### [The task]
Count lines, not occurrences: report how many lines in the records hold the string "получателя", and nothing else.

Stored entries
◇ ◇ ◇ ◇ ◇ ◇ ◇

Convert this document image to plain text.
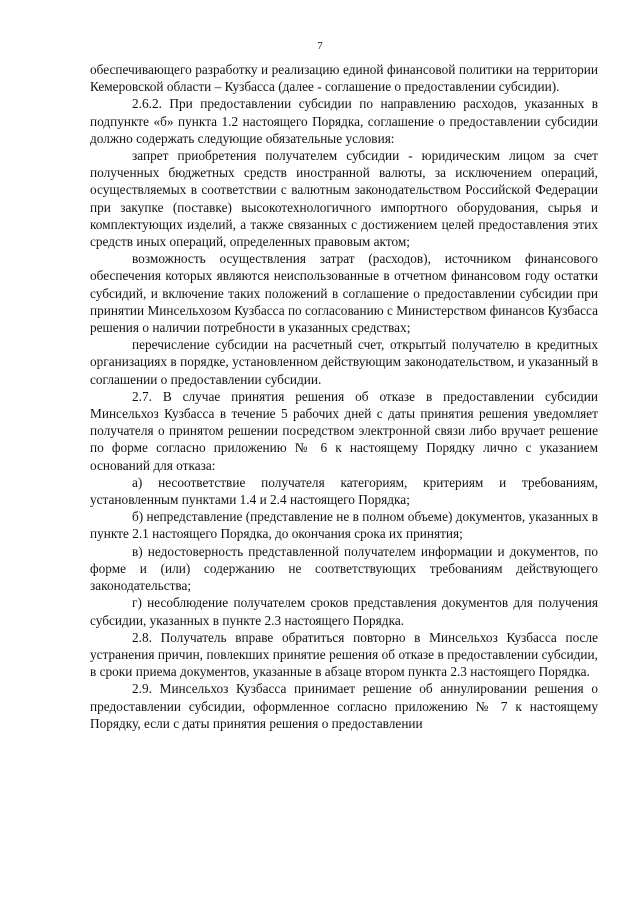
7

обеспечивающего разработку и реализацию единой финансовой политики на территории Кемеровской области – Кузбасса (далее - соглашение о предоставлении субсидии).

2.6.2. При предоставлении субсидии по направлению расходов, указанных в подпункте «б» пункта 1.2 настоящего Порядка, соглашение о предоставлении субсидии должно содержать следующие обязательные условия:

запрет приобретения получателем субсидии - юридическим лицом за счет полученных бюджетных средств иностранной валюты, за исключением операций, осуществляемых в соответствии с валютным законодательством Российской Федерации при закупке (поставке) высокотехнологичного импортного оборудования, сырья и комплектующих изделий, а также связанных с достижением целей предоставления этих средств иных операций, определенных правовым актом;

возможность осуществления затрат (расходов), источником финансового обеспечения которых являются неиспользованные в отчетном финансовом году остатки субсидий, и включение таких положений в соглашение о предоставлении субсидии при принятии Минсельхозом Кузбасса по согласованию с Министерством финансов Кузбасса решения о наличии потребности в указанных средствах;

перечисление субсидии на расчетный счет, открытый получателю в кредитных организациях в порядке, установленном действующим законодательством, и указанный в соглашении о предоставлении субсидии.

2.7. В случае принятия решения об отказе в предоставлении субсидии Минсельхоз Кузбасса в течение 5 рабочих дней с даты принятия решения уведомляет получателя о принятом решении посредством электронной связи либо вручает решение по форме согласно приложению № 6 к настоящему Порядку лично с указанием оснований для отказа:

а) несоответствие получателя категориям, критериям и требованиям, установленным пунктами 1.4 и 2.4 настоящего Порядка;

б) непредставление (представление не в полном объеме) документов, указанных в пункте 2.1 настоящего Порядка, до окончания срока их принятия;

в) недостоверность представленной получателем информации и документов, по форме и (или) содержанию не соответствующих требованиям действующего законодательства;

г) несоблюдение получателем сроков представления документов для получения субсидии, указанных в пункте 2.3 настоящего Порядка.

2.8. Получатель вправе обратиться повторно в Минсельхоз Кузбасса после устранения причин, повлекших принятие решения об отказе в предоставлении субсидии, в сроки приема документов, указанные в абзаце втором пункта 2.3 настоящего Порядка.

2.9. Минсельхоз Кузбасса принимает решение об аннулировании решения о предоставлении субсидии, оформленное согласно приложению № 7 к настоящему Порядку, если с даты принятия решения о предоставлении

◇ ◇ ◇ ◇ ◇ ◇ ◇

### [Task result]
2